Task directions
Write out all lines holding the word "애로사항을".

Data rows
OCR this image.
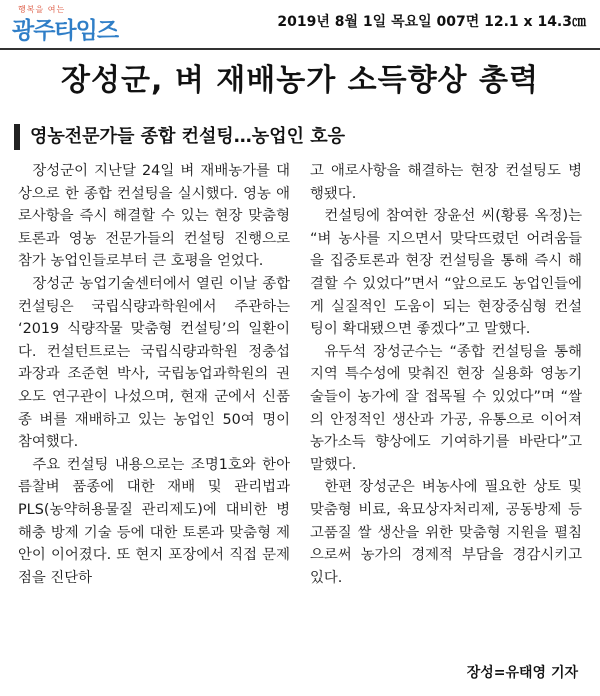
행복을 여는
광주타임즈	2019년 8월 1일 목요일 007면 12.1 x 14.3㎝
장성군, 벼 재배농가 소득향상 총력
영농전문가들 종합 컨설팅…농업인 호응

장성군이 지난달 24일 벼 재배농가를 대상으로 한 종합 컨설팅을 실시했다. 영농 애로사항을 즉시 해결할 수 있는 현장 맞춤형 토론과 영농 전문가들의 컨설팅 진행으로 참가 농업인들로부터 큰 호평을 얻었다.

장성군 농업기술센터에서 열린 이날 종합 컨설팅은 국립식량과학원에서 주관하는 ‘2019 식량작물 맞춤형 컨설팅’의 일환이다. 컨설턴트로는 국립식량과학원 정충섭 과장과 조준현 박사, 국립농업과학원의 권오도 연구관이 나섰으며, 현재 군에서 신품종 벼를 재배하고 있는 농업인 50여 명이 참여했다.

주요 컨설팅 내용으로는 조명1호와 한아름찰벼 품종에 대한 재배 및 관리법과 PLS(농약허용물질 관리제도)에 대비한 병해충 방제 기술 등에 대한 토론과 맞춤형 제안이 이어졌다. 또 현지 포장에서 직접 문제점을 진단하

고 애로사항을 해결하는 현장 컨설팅도 병행됐다.

컨설팅에 참여한 장윤선 씨(황룡 옥정)는 “벼 농사를 지으면서 맞닥뜨렸던 어려움들을 집중토론과 현장 컨설팅을 통해 즉시 해결할 수 있었다”면서 “앞으로도 농업인들에게 실질적인 도움이 되는 현장중심형 컨설팅이 확대됐으면 좋겠다”고 말했다.

유두석 장성군수는 “종합 컨설팅을 통해 지역 특수성에 맞춰진 현장 실용화 영농기술들이 농가에 잘 접목될 수 있었다”며 “쌀의 안정적인 생산과 가공, 유통으로 이어져 농가소득 향상에도 기여하기를 바란다”고 말했다.

한편 장성군은 벼농사에 필요한 상토 및 맞춤형 비료, 육묘상자처리제, 공동방제 등 고품질 쌀 생산을 위한 맞춤형 지원을 펼침으로써 농가의 경제적 부담을 경감시키고 있다.

장성=유태영 기자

The response
장성군이 지난달 24일 벼 재배농가를 대상으로 한 종합 컨설팅을 실시했다. 영농 애로사항을 즉시 해결할 수 있는 현장 맞춤형 토론과 영농 전문가들의 컨설팅 진행으로 참가 농업인들로부터 큰 호평을 얻었다.
고 애로사항을 해결하는 현장 컨설팅도 병행됐다.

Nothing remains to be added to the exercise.